Research Projects

I like to think that I do system research since I spend most of my time writing code and debugging new systems. I see system research as a really fun way to verify some hypotheses or to test whether some ideas are indeed working in practice.

In this page, I report a short overview of the projects that I developed so far. Some of them are still active, others… not really. Please, don’t hesitate to contact me if you would like to know more, or — even better — if you would like to contribute to some of them.

WebPIE

I started this project with my master thesis, and continued the development throughout my PhD. Initially I called it reasoning-hadoop, but later I renamed it as WebPIE (Web Parallel Inference Engine). WebPIE is a forward-chaining reasoner that applies (most of) the RDFS and OWL Horst rules over very large collections of RDF data to materialise any possible conclusion. It relies on the Hadoop framework to distribute the computation, and in our largest experiments we showed how we can use it to perform not-trivial reasoning over about three times the entire size of the Semantic Web using only a cluster of moderated size (64 machines).

This work is described in my master thesis, in a number of scientific publications, and in part of my PhD thesis. All the code is available online, and here you can read a short tutorial on how to launch it on the Amazon EC2 cloud.

Ajira

Ajira is a project that I started after my PhD. The goal of this project was to investigate whether we could generalize the computation that we were performing during reasoning into a generic distributed data processing engine. As a result, I developed (in collaboration with Ceriel Jacobs) a framework that is capable not only to perform generic batch computation (“mapreduce” style), but also stream computing. A key feature of Ajira is that it is capable of executing very complex workflows, allowing not only multiple map-reduce phases, but also iterations and recursion. To the best of our knowledge, we could not find any other data-processing framework as expressive as Ajira.

Recently, we compared the performance of Ajira against other state of the art approaches like Hadoop, Storm, Esper, and Spark, using some classic algorithms and showed that Ajira outperforms them significantly. These experiments are described in a scientific publication that should be available very soon. Ajira is written in Java. All the code, documentation and tutorial are reported here.
=-=-=
Answer these questions from the research projects page:
(a) What does the name WebPIE stand for?
(b) How many machines were in the cluster used for the largest WebPIE experiments?
(c) In what programming language is Ajira written?

(Element location data)
=-=-=
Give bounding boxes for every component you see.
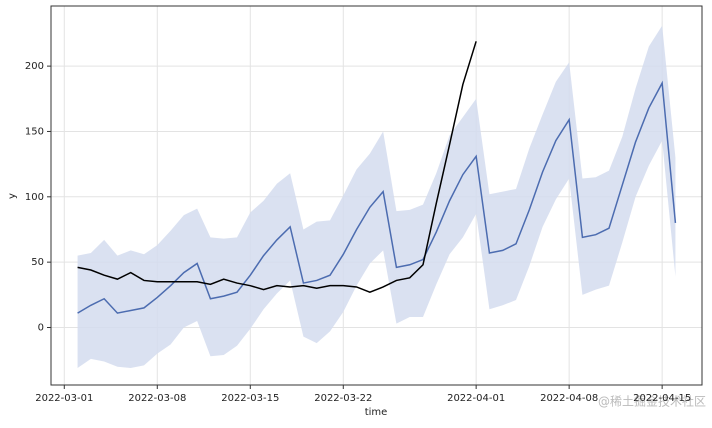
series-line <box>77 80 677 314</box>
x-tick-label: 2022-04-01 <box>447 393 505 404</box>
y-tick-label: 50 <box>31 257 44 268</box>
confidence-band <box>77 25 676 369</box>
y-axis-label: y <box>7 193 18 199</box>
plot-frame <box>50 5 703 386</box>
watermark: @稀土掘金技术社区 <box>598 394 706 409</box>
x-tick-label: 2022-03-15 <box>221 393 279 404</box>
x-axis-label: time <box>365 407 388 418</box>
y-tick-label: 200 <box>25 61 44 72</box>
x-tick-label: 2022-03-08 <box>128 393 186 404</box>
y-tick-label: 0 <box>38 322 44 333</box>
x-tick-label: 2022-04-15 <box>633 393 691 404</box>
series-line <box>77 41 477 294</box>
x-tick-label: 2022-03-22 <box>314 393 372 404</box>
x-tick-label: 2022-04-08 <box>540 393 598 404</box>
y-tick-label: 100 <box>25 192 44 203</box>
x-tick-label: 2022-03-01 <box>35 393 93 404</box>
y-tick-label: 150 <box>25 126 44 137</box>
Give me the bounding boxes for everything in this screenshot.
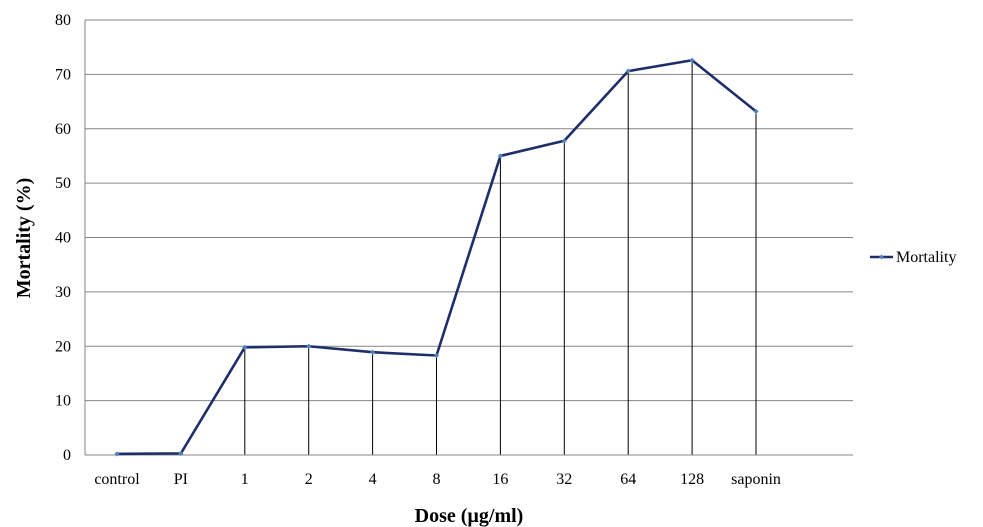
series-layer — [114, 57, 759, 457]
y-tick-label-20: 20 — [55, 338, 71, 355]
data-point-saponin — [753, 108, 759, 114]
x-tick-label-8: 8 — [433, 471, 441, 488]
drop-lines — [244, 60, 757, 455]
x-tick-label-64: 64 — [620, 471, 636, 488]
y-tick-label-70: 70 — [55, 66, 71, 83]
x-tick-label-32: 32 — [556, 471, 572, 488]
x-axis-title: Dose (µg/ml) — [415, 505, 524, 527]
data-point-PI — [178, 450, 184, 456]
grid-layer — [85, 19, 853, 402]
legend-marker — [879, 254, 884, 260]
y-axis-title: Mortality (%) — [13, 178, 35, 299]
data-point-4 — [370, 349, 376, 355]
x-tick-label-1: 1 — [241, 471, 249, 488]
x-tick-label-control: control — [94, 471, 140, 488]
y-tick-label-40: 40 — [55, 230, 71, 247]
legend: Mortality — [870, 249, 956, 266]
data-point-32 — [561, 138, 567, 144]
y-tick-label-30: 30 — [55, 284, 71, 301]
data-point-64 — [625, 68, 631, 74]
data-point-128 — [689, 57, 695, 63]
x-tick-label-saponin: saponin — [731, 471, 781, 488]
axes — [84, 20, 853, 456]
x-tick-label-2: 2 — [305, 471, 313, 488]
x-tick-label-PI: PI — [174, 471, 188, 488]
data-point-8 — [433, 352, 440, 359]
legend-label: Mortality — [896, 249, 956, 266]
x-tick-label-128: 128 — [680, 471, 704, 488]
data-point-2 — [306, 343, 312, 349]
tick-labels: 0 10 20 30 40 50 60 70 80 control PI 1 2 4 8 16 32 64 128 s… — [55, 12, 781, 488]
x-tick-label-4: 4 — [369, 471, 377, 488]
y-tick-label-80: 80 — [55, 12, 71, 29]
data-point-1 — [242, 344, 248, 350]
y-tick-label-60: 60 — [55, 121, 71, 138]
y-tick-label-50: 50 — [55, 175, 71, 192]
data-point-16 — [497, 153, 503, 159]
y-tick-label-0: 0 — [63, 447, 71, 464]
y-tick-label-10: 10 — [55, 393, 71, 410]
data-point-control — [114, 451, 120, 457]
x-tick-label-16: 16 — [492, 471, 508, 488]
=-=-=
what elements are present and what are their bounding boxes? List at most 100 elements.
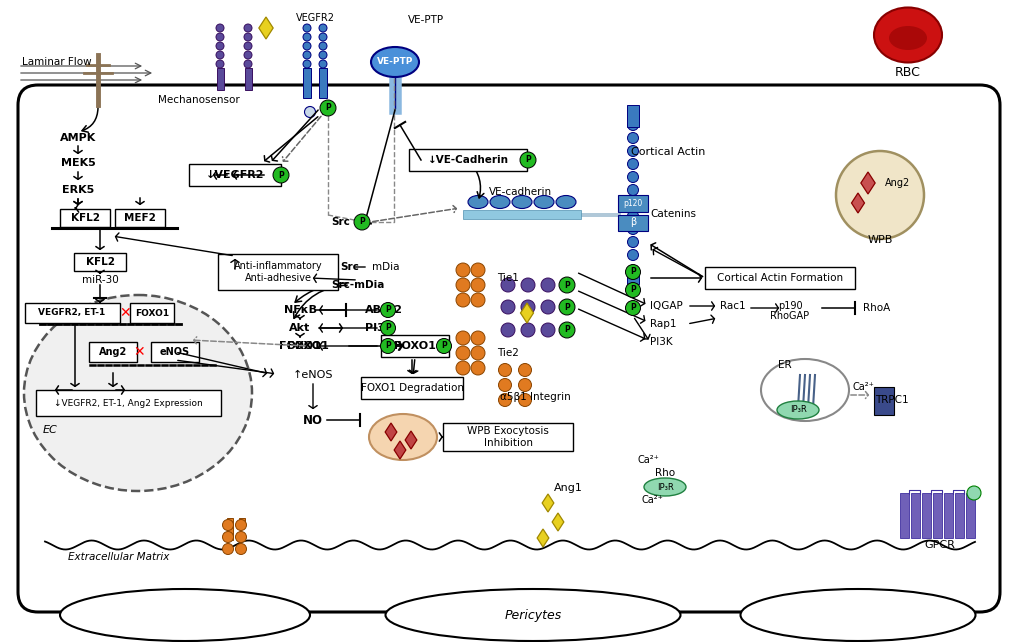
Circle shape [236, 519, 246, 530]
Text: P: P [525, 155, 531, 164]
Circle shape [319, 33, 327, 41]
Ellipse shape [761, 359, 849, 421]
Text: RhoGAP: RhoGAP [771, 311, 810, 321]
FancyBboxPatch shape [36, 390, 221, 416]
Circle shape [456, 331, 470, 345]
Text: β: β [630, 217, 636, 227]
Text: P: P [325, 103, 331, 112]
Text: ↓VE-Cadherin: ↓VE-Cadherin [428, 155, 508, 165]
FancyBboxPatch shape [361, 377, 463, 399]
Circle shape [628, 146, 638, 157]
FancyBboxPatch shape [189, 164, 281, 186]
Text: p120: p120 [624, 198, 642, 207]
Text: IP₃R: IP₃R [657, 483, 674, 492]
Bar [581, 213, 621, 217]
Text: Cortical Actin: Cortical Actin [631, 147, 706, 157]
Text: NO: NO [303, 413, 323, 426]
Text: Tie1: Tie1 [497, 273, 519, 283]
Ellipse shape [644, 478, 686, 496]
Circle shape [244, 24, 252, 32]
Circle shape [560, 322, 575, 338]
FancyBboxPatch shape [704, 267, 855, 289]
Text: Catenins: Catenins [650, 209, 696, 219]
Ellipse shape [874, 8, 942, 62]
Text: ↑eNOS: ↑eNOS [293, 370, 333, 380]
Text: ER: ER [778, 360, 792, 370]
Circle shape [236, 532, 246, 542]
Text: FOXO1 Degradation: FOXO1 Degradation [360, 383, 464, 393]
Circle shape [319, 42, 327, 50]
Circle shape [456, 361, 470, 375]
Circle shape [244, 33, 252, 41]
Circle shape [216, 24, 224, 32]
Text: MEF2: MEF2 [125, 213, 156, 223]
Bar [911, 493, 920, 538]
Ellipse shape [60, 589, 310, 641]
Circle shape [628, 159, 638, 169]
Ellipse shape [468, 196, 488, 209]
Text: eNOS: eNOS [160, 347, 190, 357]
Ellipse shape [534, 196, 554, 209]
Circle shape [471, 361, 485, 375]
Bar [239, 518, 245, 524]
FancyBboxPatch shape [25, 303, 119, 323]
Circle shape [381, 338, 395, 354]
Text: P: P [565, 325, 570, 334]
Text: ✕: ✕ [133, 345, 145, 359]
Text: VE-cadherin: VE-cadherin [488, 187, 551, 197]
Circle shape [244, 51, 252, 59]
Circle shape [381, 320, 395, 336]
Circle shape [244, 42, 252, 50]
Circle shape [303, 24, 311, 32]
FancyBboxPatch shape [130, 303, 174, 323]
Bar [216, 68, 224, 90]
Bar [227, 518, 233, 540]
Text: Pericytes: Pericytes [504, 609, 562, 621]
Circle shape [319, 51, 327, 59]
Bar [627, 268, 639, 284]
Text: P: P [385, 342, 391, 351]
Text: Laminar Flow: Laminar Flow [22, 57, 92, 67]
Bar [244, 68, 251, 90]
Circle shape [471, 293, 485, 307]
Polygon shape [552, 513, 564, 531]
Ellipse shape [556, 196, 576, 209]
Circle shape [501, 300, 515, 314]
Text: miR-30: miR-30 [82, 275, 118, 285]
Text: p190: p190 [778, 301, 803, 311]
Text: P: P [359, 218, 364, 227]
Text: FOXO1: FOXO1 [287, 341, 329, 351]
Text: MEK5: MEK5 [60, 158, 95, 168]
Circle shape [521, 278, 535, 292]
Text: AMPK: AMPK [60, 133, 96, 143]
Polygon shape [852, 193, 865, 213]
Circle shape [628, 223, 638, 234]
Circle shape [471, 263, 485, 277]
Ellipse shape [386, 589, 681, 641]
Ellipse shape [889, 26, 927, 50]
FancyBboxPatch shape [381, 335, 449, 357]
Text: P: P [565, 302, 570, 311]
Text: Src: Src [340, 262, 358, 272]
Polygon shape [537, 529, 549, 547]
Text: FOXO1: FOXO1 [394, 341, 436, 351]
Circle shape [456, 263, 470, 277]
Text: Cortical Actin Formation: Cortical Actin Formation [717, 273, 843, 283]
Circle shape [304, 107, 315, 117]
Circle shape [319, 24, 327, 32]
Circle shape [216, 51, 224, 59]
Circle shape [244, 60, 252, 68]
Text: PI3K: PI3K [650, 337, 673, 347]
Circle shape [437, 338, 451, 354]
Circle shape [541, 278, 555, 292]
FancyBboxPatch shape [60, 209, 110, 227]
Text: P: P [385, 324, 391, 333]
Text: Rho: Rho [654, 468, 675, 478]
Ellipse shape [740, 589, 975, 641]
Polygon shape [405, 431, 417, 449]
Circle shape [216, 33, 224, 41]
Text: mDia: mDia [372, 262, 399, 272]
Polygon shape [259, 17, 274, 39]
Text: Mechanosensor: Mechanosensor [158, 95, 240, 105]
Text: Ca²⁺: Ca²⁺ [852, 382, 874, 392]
=-=-=
» **CORRECT OUTPUT**
(a) Web Parallel Inference Engine
(b) 64
(c) Java